● DATA LISTING:
--- Begin ---

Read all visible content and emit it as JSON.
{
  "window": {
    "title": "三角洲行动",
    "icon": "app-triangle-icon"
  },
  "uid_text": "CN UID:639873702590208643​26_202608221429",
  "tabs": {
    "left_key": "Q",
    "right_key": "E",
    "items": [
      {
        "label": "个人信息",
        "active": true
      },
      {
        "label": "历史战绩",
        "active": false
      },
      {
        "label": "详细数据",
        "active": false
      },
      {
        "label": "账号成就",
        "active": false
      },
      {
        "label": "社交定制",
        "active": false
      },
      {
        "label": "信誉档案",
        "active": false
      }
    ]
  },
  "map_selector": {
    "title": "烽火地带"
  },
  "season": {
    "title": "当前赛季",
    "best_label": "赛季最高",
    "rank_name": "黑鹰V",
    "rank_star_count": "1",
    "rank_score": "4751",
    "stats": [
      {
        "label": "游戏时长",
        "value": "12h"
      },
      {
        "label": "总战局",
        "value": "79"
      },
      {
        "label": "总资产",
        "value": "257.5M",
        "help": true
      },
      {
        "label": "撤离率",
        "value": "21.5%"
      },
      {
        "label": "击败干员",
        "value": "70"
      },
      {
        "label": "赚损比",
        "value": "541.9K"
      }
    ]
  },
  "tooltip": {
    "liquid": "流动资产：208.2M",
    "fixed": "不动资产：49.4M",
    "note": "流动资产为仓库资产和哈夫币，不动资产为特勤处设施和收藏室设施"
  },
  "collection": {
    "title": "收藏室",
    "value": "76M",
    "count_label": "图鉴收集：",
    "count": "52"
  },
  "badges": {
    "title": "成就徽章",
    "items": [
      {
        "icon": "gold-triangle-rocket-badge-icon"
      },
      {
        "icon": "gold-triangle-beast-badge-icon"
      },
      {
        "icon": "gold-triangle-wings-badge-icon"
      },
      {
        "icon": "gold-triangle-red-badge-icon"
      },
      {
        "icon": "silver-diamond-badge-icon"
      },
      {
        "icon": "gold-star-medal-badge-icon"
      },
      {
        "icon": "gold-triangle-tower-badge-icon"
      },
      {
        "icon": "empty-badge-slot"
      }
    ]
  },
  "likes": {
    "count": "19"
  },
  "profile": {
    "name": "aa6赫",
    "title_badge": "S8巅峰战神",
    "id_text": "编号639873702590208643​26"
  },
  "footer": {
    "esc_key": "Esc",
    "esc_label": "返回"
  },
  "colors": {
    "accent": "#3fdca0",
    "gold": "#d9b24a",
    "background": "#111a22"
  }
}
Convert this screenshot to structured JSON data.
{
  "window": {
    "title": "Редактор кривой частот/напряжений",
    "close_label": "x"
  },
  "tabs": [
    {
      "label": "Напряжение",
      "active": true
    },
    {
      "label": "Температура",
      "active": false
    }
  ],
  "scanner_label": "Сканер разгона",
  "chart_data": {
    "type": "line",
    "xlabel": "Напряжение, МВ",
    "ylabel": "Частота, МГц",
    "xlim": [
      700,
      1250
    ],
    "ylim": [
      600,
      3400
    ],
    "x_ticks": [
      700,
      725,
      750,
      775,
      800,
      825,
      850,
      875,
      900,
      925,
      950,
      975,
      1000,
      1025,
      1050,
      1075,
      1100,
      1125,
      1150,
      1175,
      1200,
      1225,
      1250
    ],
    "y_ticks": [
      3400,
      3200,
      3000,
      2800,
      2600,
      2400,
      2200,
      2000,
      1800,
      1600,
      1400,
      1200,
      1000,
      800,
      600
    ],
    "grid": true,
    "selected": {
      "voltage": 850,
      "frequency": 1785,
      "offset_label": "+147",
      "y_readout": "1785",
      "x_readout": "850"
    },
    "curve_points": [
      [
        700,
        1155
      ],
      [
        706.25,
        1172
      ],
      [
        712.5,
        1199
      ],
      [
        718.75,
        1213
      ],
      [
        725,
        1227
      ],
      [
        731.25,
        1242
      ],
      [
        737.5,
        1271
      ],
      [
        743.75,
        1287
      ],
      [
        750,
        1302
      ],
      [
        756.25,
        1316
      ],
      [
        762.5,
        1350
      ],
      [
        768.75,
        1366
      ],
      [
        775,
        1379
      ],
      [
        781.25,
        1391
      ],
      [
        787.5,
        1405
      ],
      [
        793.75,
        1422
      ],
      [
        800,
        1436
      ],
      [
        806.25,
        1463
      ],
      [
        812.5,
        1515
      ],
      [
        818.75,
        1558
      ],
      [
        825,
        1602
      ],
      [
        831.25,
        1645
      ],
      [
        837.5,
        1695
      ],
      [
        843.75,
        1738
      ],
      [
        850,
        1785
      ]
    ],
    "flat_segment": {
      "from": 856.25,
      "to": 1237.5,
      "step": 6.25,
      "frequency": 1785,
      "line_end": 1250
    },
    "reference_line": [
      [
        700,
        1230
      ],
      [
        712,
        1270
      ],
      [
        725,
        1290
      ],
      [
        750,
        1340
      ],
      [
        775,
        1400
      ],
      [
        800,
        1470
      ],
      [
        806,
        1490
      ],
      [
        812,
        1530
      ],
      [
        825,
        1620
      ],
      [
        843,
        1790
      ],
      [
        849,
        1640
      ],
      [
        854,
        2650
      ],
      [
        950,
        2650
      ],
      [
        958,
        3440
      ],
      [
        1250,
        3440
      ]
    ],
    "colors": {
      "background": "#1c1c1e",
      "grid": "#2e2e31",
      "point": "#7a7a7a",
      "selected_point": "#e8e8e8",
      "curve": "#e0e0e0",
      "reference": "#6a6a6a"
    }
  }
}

--- End ---

Write out all of the records above exactly as they appear.

Read all visible content and emit it as JSON.
{
  "window": {
    "title": "三角洲行动",
    "icon": "app-triangle-icon"
  },
  "uid_text": "CN UID:639873702590208643​26_202608221429",
  "tabs": {
    "left_key": "Q",
    "right_key": "E",
    "items": [
      {
        "label": "个人信息",
        "active": true
      },
      {
        "label": "历史战绩",
        "active": false
      },
      {
        "label": "详细数据",
        "active": false
      },
      {
        "label": "账号成就",
        "active": false
      },
      {
        "label": "社交定制",
        "active": false
      },
      {
        "label": "信誉档案",
        "active": false
      }
    ]
  },
  "map_selector": {
    "title": "烽火地带"
  },
  "season": {
    "title": "当前赛季",
    "best_label": "赛季最高",
    "rank_name": "黑鹰V",
    "rank_star_count": "1",
    "rank_score": "4751",
    "stats": [
      {
        "label": "游戏时长",
        "value": "12h"
      },
      {
        "label": "总战局",
        "value": "79"
      },
      {
        "label": "总资产",
        "value": "257.5M",
        "help": true
      },
      {
        "label": "撤离率",
        "value": "21.5%"
      },
      {
        "label": "击败干员",
        "value": "70"
      },
      {
        "label": "赚损比",
        "value": "541.9K"
      }
    ]
  },
  "tooltip": {
    "liquid": "流动资产：208.2M",
    "fixed": "不动资产：49.4M",
    "note": "流动资产为仓库资产和哈夫币，不动资产为特勤处设施和收藏室设施"
  },
  "collection": {
    "title": "收藏室",
    "value": "76M",
    "count_label": "图鉴收集：",
    "count": "52"
  },
  "badges": {
    "title": "成就徽章",
    "items": [
      {
        "icon": "gold-triangle-rocket-badge-icon"
      },
      {
        "icon": "gold-triangle-beast-badge-icon"
      },
      {
        "icon": "gold-triangle-wings-badge-icon"
      },
      {
        "icon": "gold-triangle-red-badge-icon"
      },
      {
        "icon": "silver-diamond-badge-icon"
      },
      {
        "icon": "gold-star-medal-badge-icon"
      },
      {
        "icon": "gold-triangle-tower-badge-icon"
      },
      {
        "icon": "empty-badge-slot"
      }
    ]
  },
  "likes": {
    "count": "19"
  },
  "profile": {
    "name": "aa6赫",
    "title_badge": "S8巅峰战神",
    "id_text": "编号639873702590208643​26"
  },
  "footer": {
    "esc_key": "Esc",
    "esc_label": "返回"
  },
  "colors": {
    "accent": "#3fdca0",
    "gold": "#d9b24a",
    "background": "#111a22"
  }
}
Convert this screenshot to structured JSON data.
{
  "window": {
    "title": "Редактор кривой частот/напряжений",
    "close_label": "x"
  },
  "tabs": [
    {
      "label": "Напряжение",
      "active": true
    },
    {
      "label": "Температура",
      "active": false
    }
  ],
  "scanner_label": "Сканер разгона",
  "chart_data": {
    "type": "line",
    "xlabel": "Напряжение, МВ",
    "ylabel": "Частота, МГц",
    "xlim": [
      700,
      1250
    ],
    "ylim": [
      600,
      3400
    ],
    "x_ticks": [
      700,
      725,
      750,
      775,
      800,
      825,
      850,
      875,
      900,
      925,
      950,
      975,
      1000,
      1025,
      1050,
      1075,
      1100,
      1125,
      1150,
      1175,
      1200,
      1225,
      1250
    ],
    "y_ticks": [
      3400,
      3200,
      3000,
      2800,
      2600,
      2400,
      2200,
      2000,
      1800,
      1600,
      1400,
      1200,
      1000,
      800,
      600
    ],
    "grid": true,
    "selected": {
      "voltage": 850,
      "frequency": 1785,
      "offset_label": "+147",
      "y_readout": "1785",
      "x_readout": "850"
    },
    "curve_points": [
      [
        700,
        1155
      ],
      [
        706.25,
        1172
      ],
      [
        712.5,
        1199
      ],
      [
        718.75,
        1213
      ],
      [
        725,
        1227
      ],
      [
        731.25,
        1242
      ],
      [
        737.5,
        1271
      ],
      [
        743.75,
        1287
      ],
      [
        750,
        1302
      ],
      [
        756.25,
        1316
      ],
      [
        762.5,
        1350
      ],
      [
        768.75,
        1366
      ],
      [
        775,
        1379
      ],
      [
        781.25,
        1391
      ],
      [
        787.5,
        1405
      ],
      [
        793.75,
        1422
      ],
      [
        800,
        1436
      ],
      [
        806.25,
        1463
      ],
      [
        812.5,
        1515
      ],
      [
        818.75,
        1558
      ],
      [
        825,
        1602
      ],
      [
        831.25,
        1645
      ],
      [
        837.5,
        1695
      ],
      [
        843.75,
        1738
      ],
      [
        850,
        1785
      ]
    ],
    "flat_segment": {
      "from": 856.25,
      "to": 1237.5,
      "step": 6.25,
      "frequency": 1785,
      "line_end": 1250
    },
    "reference_line": [
      [
        700,
        1230
      ],
      [
        712,
        1270
      ],
      [
        725,
        1290
      ],
      [
        750,
        1340
      ],
      [
        775,
        1400
      ],
      [
        800,
        1470
      ],
      [
        806,
        1490
      ],
      [
        812,
        1530
      ],
      [
        825,
        1620
      ],
      [
        843,
        1790
      ],
      [
        849,
        1640
      ],
      [
        854,
        2650
      ],
      [
        950,
        2650
      ],
      [
        958,
        3440
      ],
      [
        1250,
        3440
      ]
    ],
    "colors": {
      "background": "#1c1c1e",
      "grid": "#2e2e31",
      "point": "#7a7a7a",
      "selected_point": "#e8e8e8",
      "curve": "#e0e0e0",
      "reference": "#6a6a6a"
    }
  }
}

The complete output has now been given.